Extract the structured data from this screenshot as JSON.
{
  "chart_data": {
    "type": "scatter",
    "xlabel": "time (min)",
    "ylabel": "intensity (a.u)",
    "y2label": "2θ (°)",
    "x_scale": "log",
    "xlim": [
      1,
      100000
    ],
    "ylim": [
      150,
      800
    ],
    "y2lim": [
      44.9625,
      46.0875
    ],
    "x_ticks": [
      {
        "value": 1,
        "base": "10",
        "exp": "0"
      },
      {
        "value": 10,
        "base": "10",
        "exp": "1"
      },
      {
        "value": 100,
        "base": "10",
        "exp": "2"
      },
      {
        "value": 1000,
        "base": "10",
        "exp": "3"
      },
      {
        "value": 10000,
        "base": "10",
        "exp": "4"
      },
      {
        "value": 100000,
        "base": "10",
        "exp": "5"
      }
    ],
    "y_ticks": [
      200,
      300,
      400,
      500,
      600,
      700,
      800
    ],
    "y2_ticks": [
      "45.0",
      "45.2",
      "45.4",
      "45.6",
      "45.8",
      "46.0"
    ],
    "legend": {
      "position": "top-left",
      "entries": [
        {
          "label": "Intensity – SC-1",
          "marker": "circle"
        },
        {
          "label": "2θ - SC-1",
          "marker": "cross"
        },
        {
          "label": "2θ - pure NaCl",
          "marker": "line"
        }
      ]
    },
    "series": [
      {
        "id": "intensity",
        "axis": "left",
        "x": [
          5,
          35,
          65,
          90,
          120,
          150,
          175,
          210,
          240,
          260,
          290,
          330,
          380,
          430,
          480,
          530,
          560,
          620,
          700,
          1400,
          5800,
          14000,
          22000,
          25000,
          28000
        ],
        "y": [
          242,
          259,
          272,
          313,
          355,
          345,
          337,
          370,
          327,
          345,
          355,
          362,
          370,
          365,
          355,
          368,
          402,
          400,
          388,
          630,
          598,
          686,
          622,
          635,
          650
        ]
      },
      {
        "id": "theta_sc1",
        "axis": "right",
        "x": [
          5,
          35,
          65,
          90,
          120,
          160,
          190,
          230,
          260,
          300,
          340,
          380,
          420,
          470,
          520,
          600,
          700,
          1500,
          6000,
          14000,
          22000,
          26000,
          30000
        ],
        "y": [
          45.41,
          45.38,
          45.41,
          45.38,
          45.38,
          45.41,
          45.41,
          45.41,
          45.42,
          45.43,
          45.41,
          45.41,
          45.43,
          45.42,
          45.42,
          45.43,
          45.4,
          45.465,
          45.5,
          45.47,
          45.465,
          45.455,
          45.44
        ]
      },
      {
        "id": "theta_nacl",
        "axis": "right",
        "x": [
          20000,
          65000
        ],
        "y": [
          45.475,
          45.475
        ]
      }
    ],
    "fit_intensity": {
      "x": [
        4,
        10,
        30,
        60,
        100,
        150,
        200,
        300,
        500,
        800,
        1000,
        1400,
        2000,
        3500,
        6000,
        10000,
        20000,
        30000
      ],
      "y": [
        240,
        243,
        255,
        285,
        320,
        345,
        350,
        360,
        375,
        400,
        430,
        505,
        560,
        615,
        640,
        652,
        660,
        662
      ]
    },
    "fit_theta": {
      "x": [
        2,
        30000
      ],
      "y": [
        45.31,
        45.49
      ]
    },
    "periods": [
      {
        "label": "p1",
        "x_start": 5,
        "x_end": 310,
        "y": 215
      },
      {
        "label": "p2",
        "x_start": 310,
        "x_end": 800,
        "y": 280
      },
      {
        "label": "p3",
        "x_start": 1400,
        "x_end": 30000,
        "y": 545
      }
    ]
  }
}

Task goal
Write out the records above again, keeping each one identical to the original.

Correct response
Extract the structured data from this screenshot as JSON.
{
  "chart_data": {
    "type": "scatter",
    "xlabel": "time (min)",
    "ylabel": "intensity (a.u)",
    "y2label": "2θ (°)",
    "x_scale": "log",
    "xlim": [
      1,
      100000
    ],
    "ylim": [
      150,
      800
    ],
    "y2lim": [
      44.9625,
      46.0875
    ],
    "x_ticks": [
      {
        "value": 1,
        "base": "10",
        "exp": "0"
      },
      {
        "value": 10,
        "base": "10",
        "exp": "1"
      },
      {
        "value": 100,
        "base": "10",
        "exp": "2"
      },
      {
        "value": 1000,
        "base": "10",
        "exp": "3"
      },
      {
        "value": 10000,
        "base": "10",
        "exp": "4"
      },
      {
        "value": 100000,
        "base": "10",
        "exp": "5"
      }
    ],
    "y_ticks": [
      200,
      300,
      400,
      500,
      600,
      700,
      800
    ],
    "y2_ticks": [
      "45.0",
      "45.2",
      "45.4",
      "45.6",
      "45.8",
      "46.0"
    ],
    "legend": {
      "position": "top-left",
      "entries": [
        {
          "label": "Intensity – SC-1",
          "marker": "circle"
        },
        {
          "label": "2θ - SC-1",
          "marker": "cross"
        },
        {
          "label": "2θ - pure NaCl",
          "marker": "line"
        }
      ]
    },
    "series": [
      {
        "id": "intensity",
        "axis": "left",
        "x": [
          5,
          35,
          65,
          90,
          120,
          150,
          175,
          210,
          240,
          260,
          290,
          330,
          380,
          430,
          480,
          530,
          560,
          620,
          700,
          1400,
          5800,
          14000,
          22000,
          25000,
          28000
        ],
        "y": [
          242,
          259,
          272,
          313,
          355,
          345,
          337,
          370,
          327,
          345,
          355,
          362,
          370,
          365,
          355,
          368,
          402,
          400,
          388,
          630,
          598,
          686,
          622,
          635,
          650
        ]
      },
      {
        "id": "theta_sc1",
        "axis": "right",
        "x": [
          5,
          35,
          65,
          90,
          120,
          160,
          190,
          230,
          260,
          300,
          340,
          380,
          420,
          470,
          520,
          600,
          700,
          1500,
          6000,
          14000,
          22000,
          26000,
          30000
        ],
        "y": [
          45.41,
          45.38,
          45.41,
          45.38,
          45.38,
          45.41,
          45.41,
          45.41,
          45.42,
          45.43,
          45.41,
          45.41,
          45.43,
          45.42,
          45.42,
          45.43,
          45.4,
          45.465,
          45.5,
          45.47,
          45.465,
          45.455,
          45.44
        ]
      },
      {
        "id": "theta_nacl",
        "axis": "right",
        "x": [
          20000,
          65000
        ],
        "y": [
          45.475,
          45.475
        ]
      }
    ],
    "fit_intensity": {
      "x": [
        4,
        10,
        30,
        60,
        100,
        150,
        200,
        300,
        500,
        800,
        1000,
        1400,
        2000,
        3500,
        6000,
        10000,
        20000,
        30000
      ],
      "y": [
        240,
        243,
        255,
        285,
        320,
        345,
        350,
        360,
        375,
        400,
        430,
        505,
        560,
        615,
        640,
        652,
        660,
        662
      ]
    },
    "fit_theta": {
      "x": [
        2,
        30000
      ],
      "y": [
        45.31,
        45.49
      ]
    },
    "periods": [
      {
        "label": "p1",
        "x_start": 5,
        "x_end": 310,
        "y": 215
      },
      {
        "label": "p2",
        "x_start": 310,
        "x_end": 800,
        "y": 280
      },
      {
        "label": "p3",
        "x_start": 1400,
        "x_end": 30000,
        "y": 545
      }
    ]
  }
}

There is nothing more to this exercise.